WHAT IS BEING ASKED: Repeat word for word the rows that open with the line containing "data-point — [189, 766, 204, 781]" and close with the line containing "grid-lines — [70, 110, 846, 880]", both included.

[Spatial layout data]
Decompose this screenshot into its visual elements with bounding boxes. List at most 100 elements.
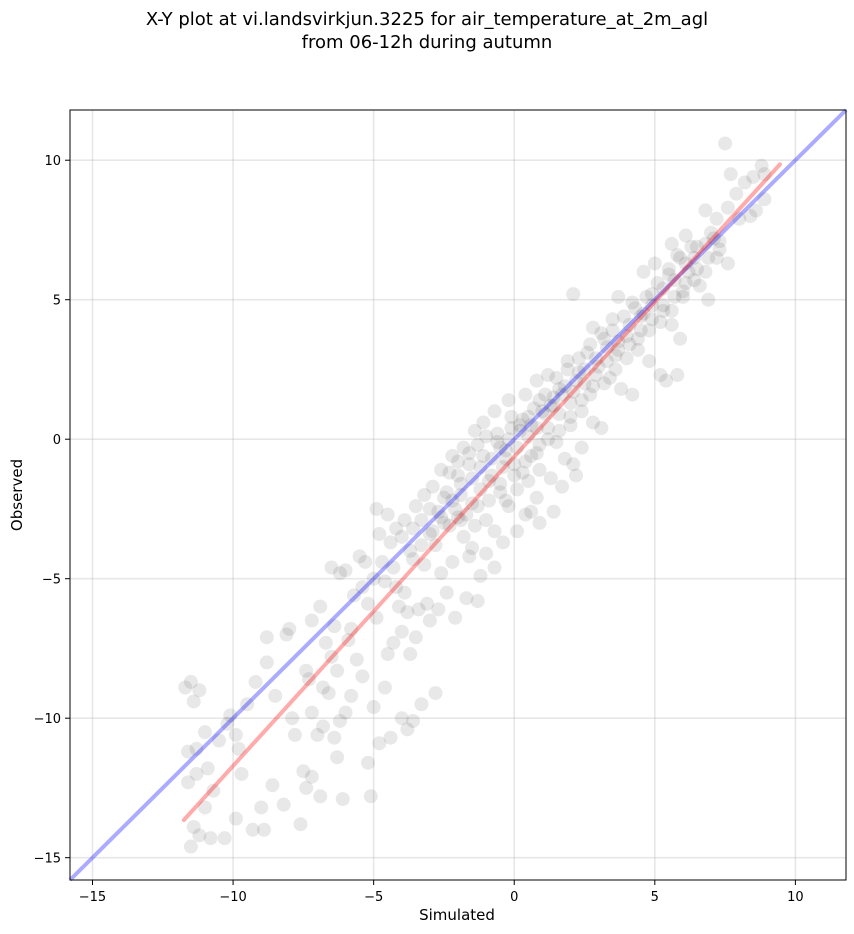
data-point — [189, 766, 204, 781]
data-point — [555, 479, 570, 494]
data-point — [487, 560, 502, 575]
data-point — [659, 373, 674, 388]
data-point — [692, 278, 707, 293]
data-point — [608, 348, 623, 363]
data-point — [611, 334, 626, 349]
data-point — [510, 440, 525, 455]
data-point — [456, 440, 471, 455]
data-point — [597, 331, 612, 346]
data-point — [327, 730, 342, 745]
x-axis-label: Simulated — [419, 906, 495, 924]
data-point — [678, 256, 693, 271]
data-point — [743, 209, 758, 224]
data-point — [324, 560, 339, 575]
x-tick-label: 5 — [651, 890, 659, 905]
regression-line — [181, 162, 782, 823]
data-point — [540, 421, 555, 436]
data-point — [442, 518, 457, 533]
data-point — [619, 351, 634, 366]
data-point — [507, 457, 522, 472]
data-point — [352, 549, 367, 564]
data-point — [414, 538, 429, 553]
data-point — [667, 273, 682, 288]
data-point — [566, 287, 581, 302]
data-point — [197, 725, 212, 740]
data-point — [265, 778, 280, 793]
y-axis-label: Observed — [8, 459, 26, 531]
data-point — [664, 317, 679, 332]
data-point — [656, 303, 671, 318]
data-point — [490, 426, 505, 441]
data-point — [425, 524, 440, 539]
data-point — [183, 674, 198, 689]
data-point — [723, 167, 738, 182]
data-point — [276, 797, 291, 812]
data-point — [470, 594, 485, 609]
data-point — [344, 621, 359, 636]
data-point — [591, 359, 606, 374]
data-point — [380, 507, 395, 522]
data-point — [678, 228, 693, 243]
data-point — [521, 429, 536, 444]
data-point — [681, 264, 696, 279]
data-point — [231, 741, 246, 756]
data-point — [709, 211, 724, 226]
data-point — [636, 306, 651, 321]
data-point — [425, 479, 440, 494]
data-point — [642, 354, 657, 369]
data-point — [549, 434, 564, 449]
y-tick-label: −10 — [34, 712, 61, 727]
data-point — [372, 527, 387, 542]
data-point — [411, 602, 426, 617]
data-point — [585, 379, 600, 394]
data-point — [414, 513, 429, 528]
data-point — [285, 711, 300, 726]
data-point — [442, 465, 457, 480]
grid-lines — [70, 110, 846, 880]
data-point — [400, 722, 415, 737]
data-point — [183, 839, 198, 854]
data-point — [645, 312, 659, 327]
data-point — [600, 340, 615, 355]
data-point — [661, 262, 676, 277]
data-point — [220, 716, 235, 731]
data-point — [487, 404, 502, 419]
data-point — [394, 711, 409, 726]
data-point — [332, 566, 347, 581]
data-point — [678, 275, 693, 290]
data-point — [493, 476, 508, 491]
data-point — [408, 499, 423, 514]
data-point — [515, 465, 530, 480]
data-point — [431, 602, 446, 617]
data-point — [518, 454, 533, 469]
data-point — [200, 761, 215, 776]
data-point — [518, 507, 533, 522]
x-tick-label: −5 — [364, 890, 383, 905]
data-point — [420, 596, 435, 611]
data-point — [484, 451, 499, 466]
data-point — [366, 571, 381, 586]
data-point — [293, 817, 308, 832]
data-point — [408, 630, 423, 645]
data-point — [448, 610, 463, 625]
data-point — [377, 680, 392, 695]
data-point — [563, 418, 578, 433]
data-point — [434, 462, 449, 477]
data-point — [431, 504, 446, 519]
data-point — [228, 727, 243, 742]
data-point — [473, 460, 488, 475]
data-point — [459, 591, 474, 606]
data-point — [701, 292, 716, 307]
data-point — [456, 529, 471, 544]
chart-title: X-Y plot at vi.landsvirkjun.3225 for air… — [0, 8, 854, 54]
data-point — [259, 655, 274, 670]
data-point — [557, 379, 572, 394]
data-point — [625, 295, 640, 310]
data-point — [217, 831, 232, 846]
data-point — [645, 298, 659, 313]
data-point — [687, 250, 702, 265]
data-point — [445, 448, 460, 463]
data-point — [580, 345, 595, 360]
data-point — [622, 337, 637, 352]
data-point — [532, 515, 547, 530]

THE RESULT:
data-point — [189, 766, 204, 781]
data-point — [555, 479, 570, 494]
data-point — [487, 560, 502, 575]
data-point — [659, 373, 674, 388]
data-point — [692, 278, 707, 293]
data-point — [608, 348, 623, 363]
data-point — [611, 334, 626, 349]
data-point — [510, 440, 525, 455]
data-point — [456, 440, 471, 455]
data-point — [597, 331, 612, 346]
data-point — [327, 730, 342, 745]
x-axis-label: Simulated — [419, 906, 495, 924]
data-point — [678, 256, 693, 271]
data-point — [743, 209, 758, 224]
data-point — [324, 560, 339, 575]
x-tick-label: 5 — [651, 890, 659, 905]
regression-line — [181, 162, 782, 823]
data-point — [540, 421, 555, 436]
data-point — [442, 518, 457, 533]
data-point — [619, 351, 634, 366]
data-point — [507, 457, 522, 472]
data-point — [352, 549, 367, 564]
data-point — [414, 538, 429, 553]
data-point — [667, 273, 682, 288]
data-point — [566, 287, 581, 302]
data-point — [197, 725, 212, 740]
data-point — [265, 778, 280, 793]
y-axis-label: Observed — [8, 459, 26, 531]
data-point — [664, 317, 679, 332]
data-point — [656, 303, 671, 318]
data-point — [490, 426, 505, 441]
data-point — [425, 524, 440, 539]
data-point — [183, 674, 198, 689]
data-point — [723, 167, 738, 182]
data-point — [276, 797, 291, 812]
data-point — [470, 594, 485, 609]
data-point — [344, 621, 359, 636]
data-point — [591, 359, 606, 374]
data-point — [380, 507, 395, 522]
data-point — [678, 228, 693, 243]
data-point — [521, 429, 536, 444]
data-point — [681, 264, 696, 279]
data-point — [231, 741, 246, 756]
data-point — [709, 211, 724, 226]
data-point — [636, 306, 651, 321]
data-point — [425, 479, 440, 494]
data-point — [642, 354, 657, 369]
data-point — [549, 434, 564, 449]
y-tick-label: −10 — [34, 712, 61, 727]
data-point — [372, 527, 387, 542]
data-point — [411, 602, 426, 617]
data-point — [585, 379, 600, 394]
data-point — [414, 513, 429, 528]
data-point — [285, 711, 300, 726]
data-point — [442, 465, 457, 480]
grid-lines — [70, 110, 846, 880]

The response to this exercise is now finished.